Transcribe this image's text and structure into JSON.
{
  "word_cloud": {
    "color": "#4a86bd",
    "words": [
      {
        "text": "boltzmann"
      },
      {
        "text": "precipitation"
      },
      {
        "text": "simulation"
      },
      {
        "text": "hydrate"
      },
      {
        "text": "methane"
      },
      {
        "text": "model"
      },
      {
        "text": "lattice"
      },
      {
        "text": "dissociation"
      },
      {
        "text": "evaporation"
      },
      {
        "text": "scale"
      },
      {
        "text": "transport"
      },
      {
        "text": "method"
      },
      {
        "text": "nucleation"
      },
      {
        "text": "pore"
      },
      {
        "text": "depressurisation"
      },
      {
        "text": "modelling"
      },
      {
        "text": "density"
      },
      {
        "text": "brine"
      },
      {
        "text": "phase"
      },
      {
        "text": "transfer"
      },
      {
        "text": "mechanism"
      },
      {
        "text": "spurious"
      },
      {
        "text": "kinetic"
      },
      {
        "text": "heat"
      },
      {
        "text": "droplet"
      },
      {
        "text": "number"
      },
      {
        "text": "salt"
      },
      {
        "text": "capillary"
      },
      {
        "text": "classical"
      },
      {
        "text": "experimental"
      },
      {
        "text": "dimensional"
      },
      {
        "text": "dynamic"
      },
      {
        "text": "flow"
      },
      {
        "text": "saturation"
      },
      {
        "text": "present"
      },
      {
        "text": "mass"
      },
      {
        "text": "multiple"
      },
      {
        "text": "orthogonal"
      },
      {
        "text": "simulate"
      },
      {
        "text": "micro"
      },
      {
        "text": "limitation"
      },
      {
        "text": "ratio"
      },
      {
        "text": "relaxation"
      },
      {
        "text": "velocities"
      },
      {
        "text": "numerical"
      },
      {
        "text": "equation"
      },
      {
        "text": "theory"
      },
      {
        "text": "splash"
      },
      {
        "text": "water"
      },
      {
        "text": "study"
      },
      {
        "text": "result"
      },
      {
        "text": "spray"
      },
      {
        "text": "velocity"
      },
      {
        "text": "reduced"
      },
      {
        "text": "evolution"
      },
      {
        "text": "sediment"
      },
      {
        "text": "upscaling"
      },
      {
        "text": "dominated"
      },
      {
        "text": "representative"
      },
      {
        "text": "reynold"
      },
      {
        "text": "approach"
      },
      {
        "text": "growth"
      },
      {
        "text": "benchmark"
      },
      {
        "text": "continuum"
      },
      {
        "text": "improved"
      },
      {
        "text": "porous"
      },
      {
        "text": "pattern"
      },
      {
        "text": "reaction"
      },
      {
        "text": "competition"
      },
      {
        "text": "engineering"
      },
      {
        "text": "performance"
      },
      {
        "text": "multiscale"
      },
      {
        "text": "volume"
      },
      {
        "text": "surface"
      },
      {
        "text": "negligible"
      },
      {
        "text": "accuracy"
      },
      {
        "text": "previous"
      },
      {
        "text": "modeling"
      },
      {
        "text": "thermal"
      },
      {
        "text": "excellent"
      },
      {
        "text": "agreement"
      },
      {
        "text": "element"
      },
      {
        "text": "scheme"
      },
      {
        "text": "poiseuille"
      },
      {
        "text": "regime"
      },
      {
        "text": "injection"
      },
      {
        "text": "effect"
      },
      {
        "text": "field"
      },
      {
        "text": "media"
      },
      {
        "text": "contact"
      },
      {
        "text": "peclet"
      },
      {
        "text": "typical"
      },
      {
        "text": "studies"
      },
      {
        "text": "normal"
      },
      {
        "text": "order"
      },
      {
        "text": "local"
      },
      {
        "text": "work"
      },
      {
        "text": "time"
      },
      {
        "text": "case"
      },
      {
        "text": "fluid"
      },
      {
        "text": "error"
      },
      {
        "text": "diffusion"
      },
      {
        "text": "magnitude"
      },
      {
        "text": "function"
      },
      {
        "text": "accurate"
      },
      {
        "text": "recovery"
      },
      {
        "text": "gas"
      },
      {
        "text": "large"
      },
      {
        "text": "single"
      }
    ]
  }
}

_ _ _ _ _

Problem details
Set all of the records down again, exactly as they stand.

Result
Transcribe this image's text and structure into JSON.
{
  "word_cloud": {
    "color": "#4a86bd",
    "words": [
      {
        "text": "boltzmann"
      },
      {
        "text": "precipitation"
      },
      {
        "text": "simulation"
      },
      {
        "text": "hydrate"
      },
      {
        "text": "methane"
      },
      {
        "text": "model"
      },
      {
        "text": "lattice"
      },
      {
        "text": "dissociation"
      },
      {
        "text": "evaporation"
      },
      {
        "text": "scale"
      },
      {
        "text": "transport"
      },
      {
        "text": "method"
      },
      {
        "text": "nucleation"
      },
      {
        "text": "pore"
      },
      {
        "text": "depressurisation"
      },
      {
        "text": "modelling"
      },
      {
        "text": "density"
      },
      {
        "text": "brine"
      },
      {
        "text": "phase"
      },
      {
        "text": "transfer"
      },
      {
        "text": "mechanism"
      },
      {
        "text": "spurious"
      },
      {
        "text": "kinetic"
      },
      {
        "text": "heat"
      },
      {
        "text": "droplet"
      },
      {
        "text": "number"
      },
      {
        "text": "salt"
      },
      {
        "text": "capillary"
      },
      {
        "text": "classical"
      },
      {
        "text": "experimental"
      },
      {
        "text": "dimensional"
      },
      {
        "text": "dynamic"
      },
      {
        "text": "flow"
      },
      {
        "text": "saturation"
      },
      {
        "text": "present"
      },
      {
        "text": "mass"
      },
      {
        "text": "multiple"
      },
      {
        "text": "orthogonal"
      },
      {
        "text": "simulate"
      },
      {
        "text": "micro"
      },
      {
        "text": "limitation"
      },
      {
        "text": "ratio"
      },
      {
        "text": "relaxation"
      },
      {
        "text": "velocities"
      },
      {
        "text": "numerical"
      },
      {
        "text": "equation"
      },
      {
        "text": "theory"
      },
      {
        "text": "splash"
      },
      {
        "text": "water"
      },
      {
        "text": "study"
      },
      {
        "text": "result"
      },
      {
        "text": "spray"
      },
      {
        "text": "velocity"
      },
      {
        "text": "reduced"
      },
      {
        "text": "evolution"
      },
      {
        "text": "sediment"
      },
      {
        "text": "upscaling"
      },
      {
        "text": "dominated"
      },
      {
        "text": "representative"
      },
      {
        "text": "reynold"
      },
      {
        "text": "approach"
      },
      {
        "text": "growth"
      },
      {
        "text": "benchmark"
      },
      {
        "text": "continuum"
      },
      {
        "text": "improved"
      },
      {
        "text": "porous"
      },
      {
        "text": "pattern"
      },
      {
        "text": "reaction"
      },
      {
        "text": "competition"
      },
      {
        "text": "engineering"
      },
      {
        "text": "performance"
      },
      {
        "text": "multiscale"
      },
      {
        "text": "volume"
      },
      {
        "text": "surface"
      },
      {
        "text": "negligible"
      },
      {
        "text": "accuracy"
      },
      {
        "text": "previous"
      },
      {
        "text": "modeling"
      },
      {
        "text": "thermal"
      },
      {
        "text": "excellent"
      },
      {
        "text": "agreement"
      },
      {
        "text": "element"
      },
      {
        "text": "scheme"
      },
      {
        "text": "poiseuille"
      },
      {
        "text": "regime"
      },
      {
        "text": "injection"
      },
      {
        "text": "effect"
      },
      {
        "text": "field"
      },
      {
        "text": "media"
      },
      {
        "text": "contact"
      },
      {
        "text": "peclet"
      },
      {
        "text": "typical"
      },
      {
        "text": "studies"
      },
      {
        "text": "normal"
      },
      {
        "text": "order"
      },
      {
        "text": "local"
      },
      {
        "text": "work"
      },
      {
        "text": "time"
      },
      {
        "text": "case"
      },
      {
        "text": "fluid"
      },
      {
        "text": "error"
      },
      {
        "text": "diffusion"
      },
      {
        "text": "magnitude"
      },
      {
        "text": "function"
      },
      {
        "text": "accurate"
      },
      {
        "text": "recovery"
      },
      {
        "text": "gas"
      },
      {
        "text": "large"
      },
      {
        "text": "single"
      }
    ]
  }
}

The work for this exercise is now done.